[Stored data entries]
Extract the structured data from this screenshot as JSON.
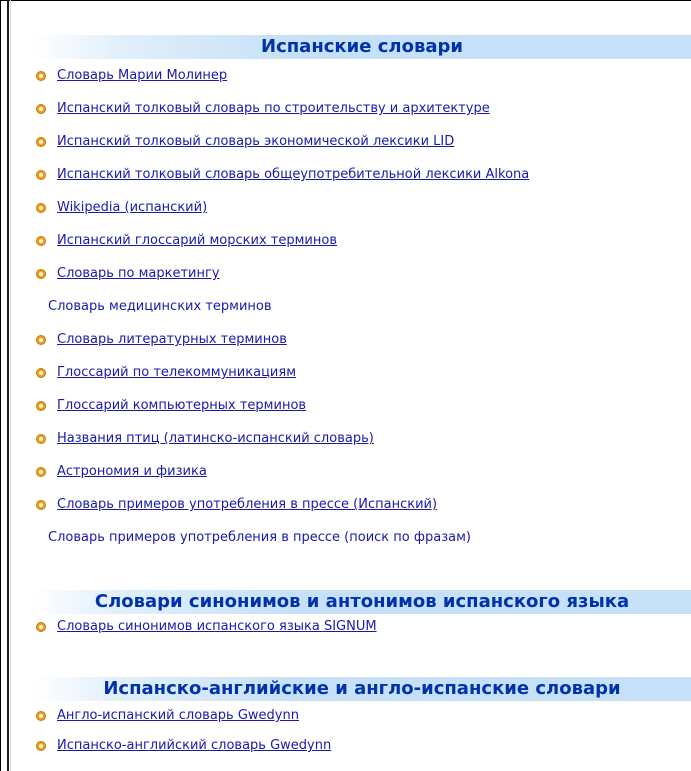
{
  "sections": [
    {
      "title": "Испанские словари",
      "items": [
        {
          "label": "Словарь Марии Молинер",
          "link": true
        },
        {
          "label": "Испанский толковый словарь по строительству и архитектуре",
          "link": true
        },
        {
          "label": "Испанский толковый словарь экономической лексики LID",
          "link": true
        },
        {
          "label": "Испанский толковый словарь общеупотребительной лексики Alkona",
          "link": true
        },
        {
          "label": "Wikipedia (испанский)",
          "link": true
        },
        {
          "label": "Испанский глоссарий морских терминов",
          "link": true
        },
        {
          "label": "Словарь по маркетингу",
          "link": true
        },
        {
          "label": "Словарь медицинских терминов",
          "link": false
        },
        {
          "label": "Словарь литературных терминов",
          "link": true
        },
        {
          "label": "Глоссарий по телекоммуникациям",
          "link": true
        },
        {
          "label": "Глоссарий компьютерных терминов",
          "link": true
        },
        {
          "label": "Названия птиц (латинско-испанский словарь)",
          "link": true
        },
        {
          "label": "Астрономия и физика",
          "link": true
        },
        {
          "label": "Словарь примеров употребления в прессе (Испанский)",
          "link": true
        },
        {
          "label": "Словарь примеров употребления в прессе (поиск по фразам)",
          "link": false
        }
      ]
    },
    {
      "title": "Словари синонимов и антонимов испанского языка",
      "items": [
        {
          "label": "Словарь синонимов испанского языка SIGNUM",
          "link": true
        }
      ]
    },
    {
      "title": "Испанско-английские и англо-испанские словари",
      "items": [
        {
          "label": "Англо-испанский словарь Gwedynn",
          "link": true
        },
        {
          "label": "Испанско-английский словарь Gwedynn",
          "link": true
        }
      ]
    }
  ]
}
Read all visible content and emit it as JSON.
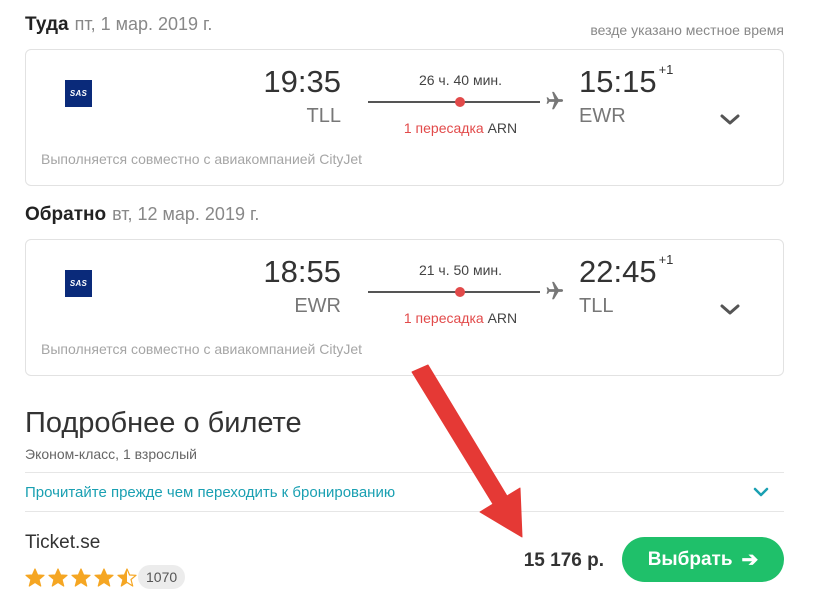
{
  "outbound": {
    "direction": "Туда",
    "date": "пт, 1 мар. 2019 г.",
    "airline_logo_text": "SAS",
    "dep_time": "19:35",
    "dep_code": "TLL",
    "arr_time": "15:15",
    "arr_plus": "+1",
    "arr_code": "EWR",
    "duration": "26 ч. 40 мин.",
    "stops_label": "1 пересадка",
    "stop_airport": "ARN",
    "operated_by": "Выполняется совместно с авиакомпанией CityJet"
  },
  "return": {
    "direction": "Обратно",
    "date": "вт, 12 мар. 2019 г.",
    "airline_logo_text": "SAS",
    "dep_time": "18:55",
    "dep_code": "EWR",
    "arr_time": "22:45",
    "arr_plus": "+1",
    "arr_code": "TLL",
    "duration": "21 ч. 50 мин.",
    "stops_label": "1 пересадка",
    "stop_airport": "ARN",
    "operated_by": "Выполняется совместно с авиакомпанией CityJet"
  },
  "local_time_note": "везде указано местное время",
  "details": {
    "title": "Подробнее о билете",
    "subtitle": "Эконом-класс, 1 взрослый",
    "read_before_link": "Прочитайте прежде чем переходить к бронированию"
  },
  "offer": {
    "agency": "Ticket.se",
    "rating": 4.5,
    "rating_max": 5,
    "reviews_count": "1070",
    "price": "15 176 р.",
    "select_label": "Выбрать",
    "select_arrow": "➔"
  },
  "colors": {
    "accent_green": "#1fc06a",
    "link_teal": "#1aa0b2",
    "stop_red": "#e24a4a",
    "star_gold": "#f5a623",
    "annotation_arrow": "#e53935",
    "sas_blue": "#0a2a7a"
  },
  "icons": {
    "airline": "sas-logo-icon",
    "plane": "plane-icon",
    "expand": "chevron-down-icon",
    "star": "star-icon",
    "arrow": "arrow-right-icon",
    "annotation": "red-annotation-arrow"
  }
}
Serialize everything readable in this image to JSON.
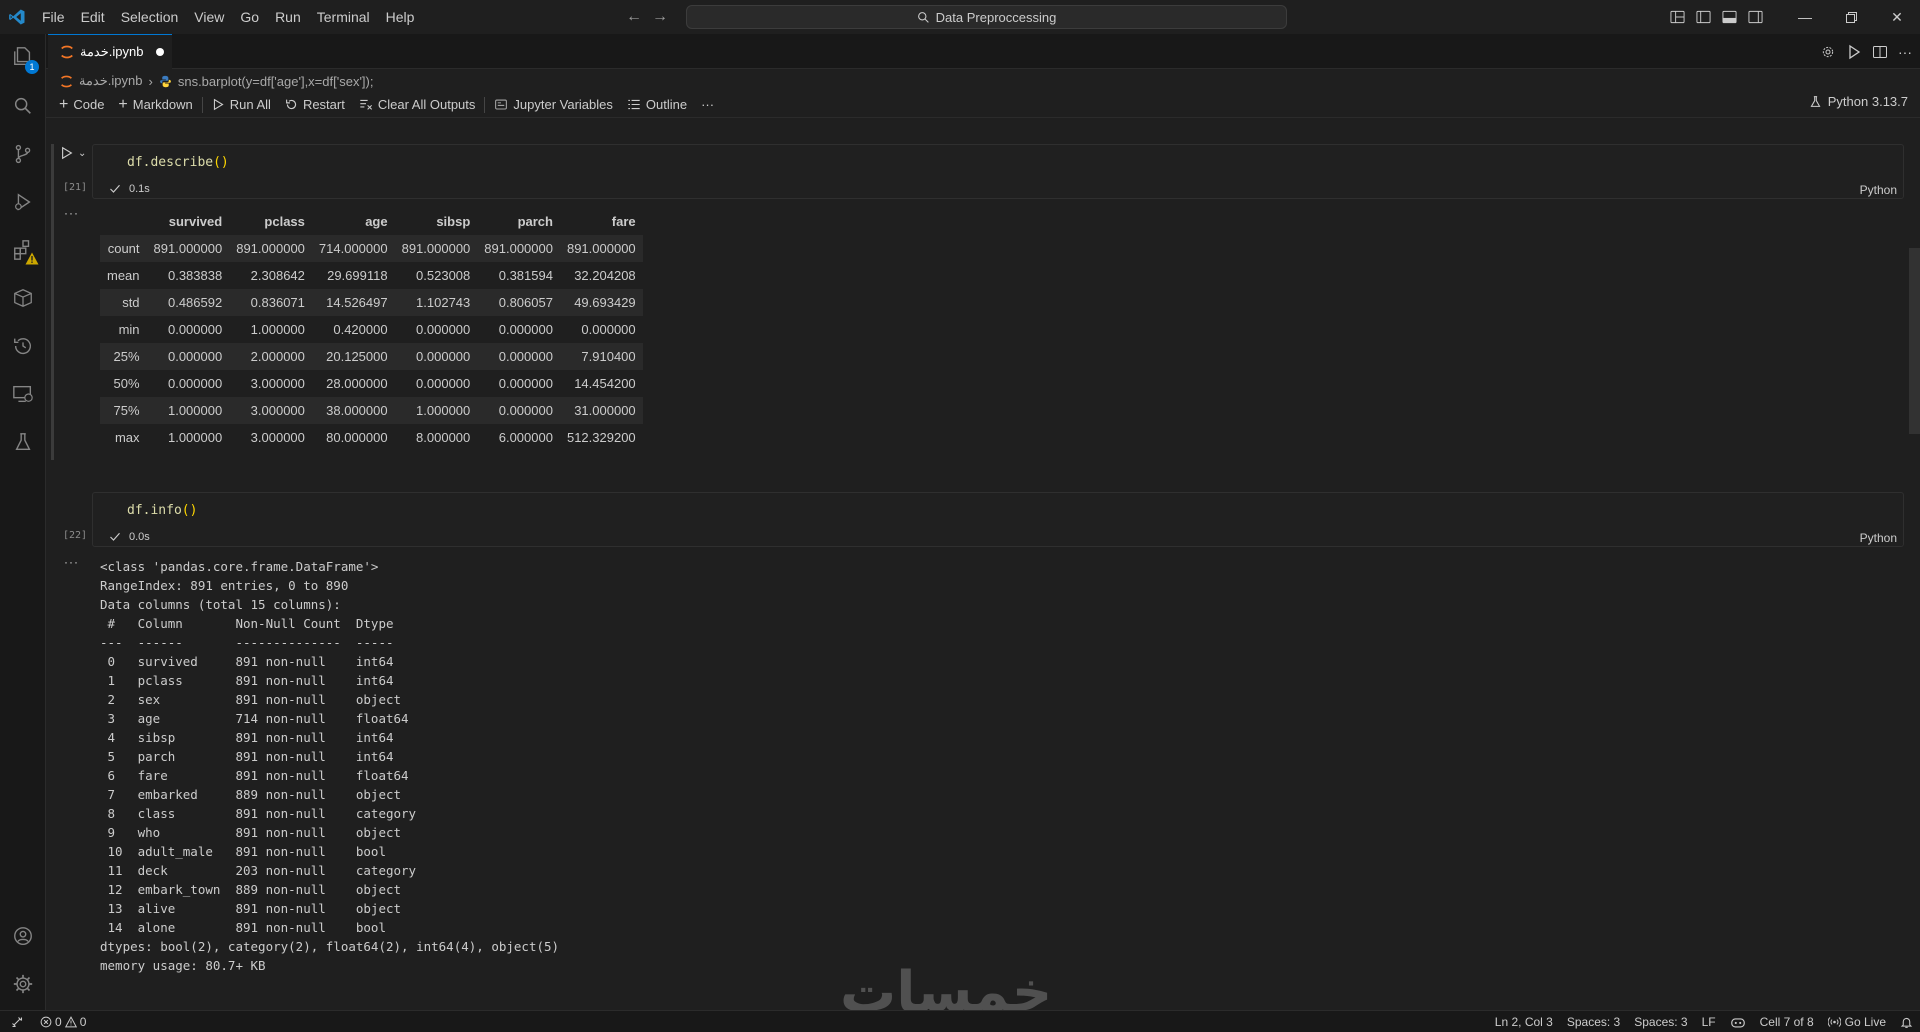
{
  "menu": [
    "File",
    "Edit",
    "Selection",
    "View",
    "Go",
    "Run",
    "Terminal",
    "Help"
  ],
  "command_center": "Data Preproccessing",
  "tab": {
    "filename": "خدمة.ipynb"
  },
  "breadcrumb": {
    "file": "خدمة.ipynb",
    "cell": "sns.barplot(y=df['age'],x=df['sex']);"
  },
  "toolbar": {
    "code": "Code",
    "markdown": "Markdown",
    "run_all": "Run All",
    "restart": "Restart",
    "clear_outputs": "Clear All Outputs",
    "variables": "Jupyter Variables",
    "outline": "Outline",
    "more": "···",
    "kernel": "Python 3.13.7"
  },
  "cells": [
    {
      "count": "[21]",
      "code_fn": "df.describe",
      "code_paren": "()",
      "time": "0.1s",
      "lang": "Python",
      "output_more": "···"
    },
    {
      "count": "[22]",
      "code_fn": "df.info",
      "code_paren": "()",
      "time": "0.0s",
      "lang": "Python",
      "output_more": "···"
    }
  ],
  "describe": {
    "columns": [
      "",
      "survived",
      "pclass",
      "age",
      "sibsp",
      "parch",
      "fare"
    ],
    "rows": [
      [
        "count",
        "891.000000",
        "891.000000",
        "714.000000",
        "891.000000",
        "891.000000",
        "891.000000"
      ],
      [
        "mean",
        "0.383838",
        "2.308642",
        "29.699118",
        "0.523008",
        "0.381594",
        "32.204208"
      ],
      [
        "std",
        "0.486592",
        "0.836071",
        "14.526497",
        "1.102743",
        "0.806057",
        "49.693429"
      ],
      [
        "min",
        "0.000000",
        "1.000000",
        "0.420000",
        "0.000000",
        "0.000000",
        "0.000000"
      ],
      [
        "25%",
        "0.000000",
        "2.000000",
        "20.125000",
        "0.000000",
        "0.000000",
        "7.910400"
      ],
      [
        "50%",
        "0.000000",
        "3.000000",
        "28.000000",
        "0.000000",
        "0.000000",
        "14.454200"
      ],
      [
        "75%",
        "1.000000",
        "3.000000",
        "38.000000",
        "1.000000",
        "0.000000",
        "31.000000"
      ],
      [
        "max",
        "1.000000",
        "3.000000",
        "80.000000",
        "8.000000",
        "6.000000",
        "512.329200"
      ]
    ]
  },
  "info_lines": [
    "<class 'pandas.core.frame.DataFrame'>",
    "RangeIndex: 891 entries, 0 to 890",
    "Data columns (total 15 columns):",
    " #   Column       Non-Null Count  Dtype   ",
    "---  ------       --------------  -----   ",
    " 0   survived     891 non-null    int64   ",
    " 1   pclass       891 non-null    int64   ",
    " 2   sex          891 non-null    object  ",
    " 3   age          714 non-null    float64 ",
    " 4   sibsp        891 non-null    int64   ",
    " 5   parch        891 non-null    int64   ",
    " 6   fare         891 non-null    float64 ",
    " 7   embarked     889 non-null    object  ",
    " 8   class        891 non-null    category",
    " 9   who          891 non-null    object  ",
    " 10  adult_male   891 non-null    bool    ",
    " 11  deck         203 non-null    category",
    " 12  embark_town  889 non-null    object  ",
    " 13  alive        891 non-null    object  ",
    " 14  alone        891 non-null    bool    ",
    "dtypes: bool(2), category(2), float64(2), int64(4), object(5)",
    "memory usage: 80.7+ KB"
  ],
  "watermark": "خمسات",
  "activity_badge": "1",
  "status": {
    "errors": "0",
    "warnings": "0",
    "position": "Ln 2, Col 3",
    "spaces1": "Spaces: 3",
    "spaces2": "Spaces: 3",
    "eol": "LF",
    "cell": "Cell 7 of 8",
    "golive": "Go Live"
  },
  "colors": {
    "accent": "#0078d4",
    "background": "#1f1f1f",
    "sidebar": "#181818",
    "warning": "#cca700"
  },
  "icons": [
    "vscode-logo-icon",
    "explorer-icon",
    "search-icon",
    "source-control-icon",
    "run-debug-icon",
    "extensions-icon",
    "packages-icon",
    "timeline-icon",
    "remote-explorer-icon",
    "testing-icon",
    "account-icon",
    "manage-gear-icon"
  ]
}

▶ **YOUR OBJECTIVE**: Omitting all images, print the listing exactly.

▶ **IN RESPONSE**:
Extract the structured data from this screenshot as JSON.
{
  "sections": [
    {
      "title": "Испанские словари",
      "items": [
        {
          "label": "Словарь Марии Молинер",
          "link": true
        },
        {
          "label": "Испанский толковый словарь по строительству и архитектуре",
          "link": true
        },
        {
          "label": "Испанский толковый словарь экономической лексики LID",
          "link": true
        },
        {
          "label": "Испанский толковый словарь общеупотребительной лексики Alkona",
          "link": true
        },
        {
          "label": "Wikipedia (испанский)",
          "link": true
        },
        {
          "label": "Испанский глоссарий морских терминов",
          "link": true
        },
        {
          "label": "Словарь по маркетингу",
          "link": true
        },
        {
          "label": "Словарь медицинских терминов",
          "link": false
        },
        {
          "label": "Словарь литературных терминов",
          "link": true
        },
        {
          "label": "Глоссарий по телекоммуникациям",
          "link": true
        },
        {
          "label": "Глоссарий компьютерных терминов",
          "link": true
        },
        {
          "label": "Названия птиц (латинско-испанский словарь)",
          "link": true
        },
        {
          "label": "Астрономия и физика",
          "link": true
        },
        {
          "label": "Словарь примеров употребления в прессе (Испанский)",
          "link": true
        },
        {
          "label": "Словарь примеров употребления в прессе (поиск по фразам)",
          "link": false
        }
      ]
    },
    {
      "title": "Словари синонимов и антонимов испанского языка",
      "items": [
        {
          "label": "Словарь синонимов испанского языка SIGNUM",
          "link": true
        }
      ]
    },
    {
      "title": "Испанско-английские и англо-испанские словари",
      "items": [
        {
          "label": "Англо-испанский словарь Gwedynn",
          "link": true
        },
        {
          "label": "Испанско-английский словарь Gwedynn",
          "link": true
        }
      ]
    }
  ]
}
Read all visible content and emit it as JSON.
{
  "outbound": {
    "direction": "Туда",
    "date": "пт, 1 мар. 2019 г.",
    "airline_logo_text": "SAS",
    "dep_time": "19:35",
    "dep_code": "TLL",
    "arr_time": "15:15",
    "arr_plus": "+1",
    "arr_code": "EWR",
    "duration": "26 ч. 40 мин.",
    "stops_label": "1 пересадка",
    "stop_airport": "ARN",
    "operated_by": "Выполняется совместно с авиакомпанией CityJet"
  },
  "return": {
    "direction": "Обратно",
    "date": "вт, 12 мар. 2019 г.",
    "airline_logo_text": "SAS",
    "dep_time": "18:55",
    "dep_code": "EWR",
    "arr_time": "22:45",
    "arr_plus": "+1",
    "arr_code": "TLL",
    "duration": "21 ч. 50 мин.",
    "stops_label": "1 пересадка",
    "stop_airport": "ARN",
    "operated_by": "Выполняется совместно с авиакомпанией CityJet"
  },
  "local_time_note": "везде указано местное время",
  "details": {
    "title": "Подробнее о билете",
    "subtitle": "Эконом-класс, 1 взрослый",
    "read_before_link": "Прочитайте прежде чем переходить к бронированию"
  },
  "offer": {
    "agency": "Ticket.se",
    "rating": 4.5,
    "rating_max": 5,
    "reviews_count": "1070",
    "price": "15 176 р.",
    "select_label": "Выбрать",
    "select_arrow": "➔"
  },
  "colors": {
    "accent_green": "#1fc06a",
    "link_teal": "#1aa0b2",
    "stop_red": "#e24a4a",
    "star_gold": "#f5a623",
    "annotation_arrow": "#e53935",
    "sas_blue": "#0a2a7a"
  },
  "icons": {
    "airline": "sas-logo-icon",
    "plane": "plane-icon",
    "expand": "chevron-down-icon",
    "star": "star-icon",
    "arrow": "arrow-right-icon",
    "annotation": "red-annotation-arrow"
  }
}
Serialize everything readable in this image to JSON.
{
  "menu": [
    "File",
    "Edit",
    "Selection",
    "View",
    "Go",
    "Run",
    "Terminal",
    "Help"
  ],
  "command_center": "Data Preproccessing",
  "tab": {
    "filename": "خدمة.ipynb"
  },
  "breadcrumb": {
    "file": "خدمة.ipynb",
    "cell": "sns.barplot(y=df['age'],x=df['sex']);"
  },
  "toolbar": {
    "code": "Code",
    "markdown": "Markdown",
    "run_all": "Run All",
    "restart": "Restart",
    "clear_outputs": "Clear All Outputs",
    "variables": "Jupyter Variables",
    "outline": "Outline",
    "more": "···",
    "kernel": "Python 3.13.7"
  },
  "cells": [
    {
      "count": "[21]",
      "code_fn": "df.describe",
      "code_paren": "()",
      "time": "0.1s",
      "lang": "Python",
      "output_more": "···"
    },
    {
      "count": "[22]",
      "code_fn": "df.info",
      "code_paren": "()",
      "time": "0.0s",
      "lang": "Python",
      "output_more": "···"
    }
  ],
  "describe": {
    "columns": [
      "",
      "survived",
      "pclass",
      "age",
      "sibsp",
      "parch",
      "fare"
    ],
    "rows": [
      [
        "count",
        "891.000000",
        "891.000000",
        "714.000000",
        "891.000000",
        "891.000000",
        "891.000000"
      ],
      [
        "mean",
        "0.383838",
        "2.308642",
        "29.699118",
        "0.523008",
        "0.381594",
        "32.204208"
      ],
      [
        "std",
        "0.486592",
        "0.836071",
        "14.526497",
        "1.102743",
        "0.806057",
        "49.693429"
      ],
      [
        "min",
        "0.000000",
        "1.000000",
        "0.420000",
        "0.000000",
        "0.000000",
        "0.000000"
      ],
      [
        "25%",
        "0.000000",
        "2.000000",
        "20.125000",
        "0.000000",
        "0.000000",
        "7.910400"
      ],
      [
        "50%",
        "0.000000",
        "3.000000",
        "28.000000",
        "0.000000",
        "0.000000",
        "14.454200"
      ],
      [
        "75%",
        "1.000000",
        "3.000000",
        "38.000000",
        "1.000000",
        "0.000000",
        "31.000000"
      ],
      [
        "max",
        "1.000000",
        "3.000000",
        "80.000000",
        "8.000000",
        "6.000000",
        "512.329200"
      ]
    ]
  },
  "info_lines": [
    "<class 'pandas.core.frame.DataFrame'>",
    "RangeIndex: 891 entries, 0 to 890",
    "Data columns (total 15 columns):",
    " #   Column       Non-Null Count  Dtype   ",
    "---  ------       --------------  -----   ",
    " 0   survived     891 non-null    int64   ",
    " 1   pclass       891 non-null    int64   ",
    " 2   sex          891 non-null    object  ",
    " 3   age          714 non-null    float64 ",
    " 4   sibsp        891 non-null    int64   ",
    " 5   parch        891 non-null    int64   ",
    " 6   fare         891 non-null    float64 ",
    " 7   embarked     889 non-null    object  ",
    " 8   class        891 non-null    category",
    " 9   who          891 non-null    object  ",
    " 10  adult_male   891 non-null    bool    ",
    " 11  deck         203 non-null    category",
    " 12  embark_town  889 non-null    object  ",
    " 13  alive        891 non-null    object  ",
    " 14  alone        891 non-null    bool    ",
    "dtypes: bool(2), category(2), float64(2), int64(4), object(5)",
    "memory usage: 80.7+ KB"
  ],
  "watermark": "خمسات",
  "activity_badge": "1",
  "status": {
    "errors": "0",
    "warnings": "0",
    "position": "Ln 2, Col 3",
    "spaces1": "Spaces: 3",
    "spaces2": "Spaces: 3",
    "eol": "LF",
    "cell": "Cell 7 of 8",
    "golive": "Go Live"
  },
  "colors": {
    "accent": "#0078d4",
    "background": "#1f1f1f",
    "sidebar": "#181818",
    "warning": "#cca700"
  },
  "icons": [
    "vscode-logo-icon",
    "explorer-icon",
    "search-icon",
    "source-control-icon",
    "run-debug-icon",
    "extensions-icon",
    "packages-icon",
    "timeline-icon",
    "remote-explorer-icon",
    "testing-icon",
    "account-icon",
    "manage-gear-icon"
  ]
}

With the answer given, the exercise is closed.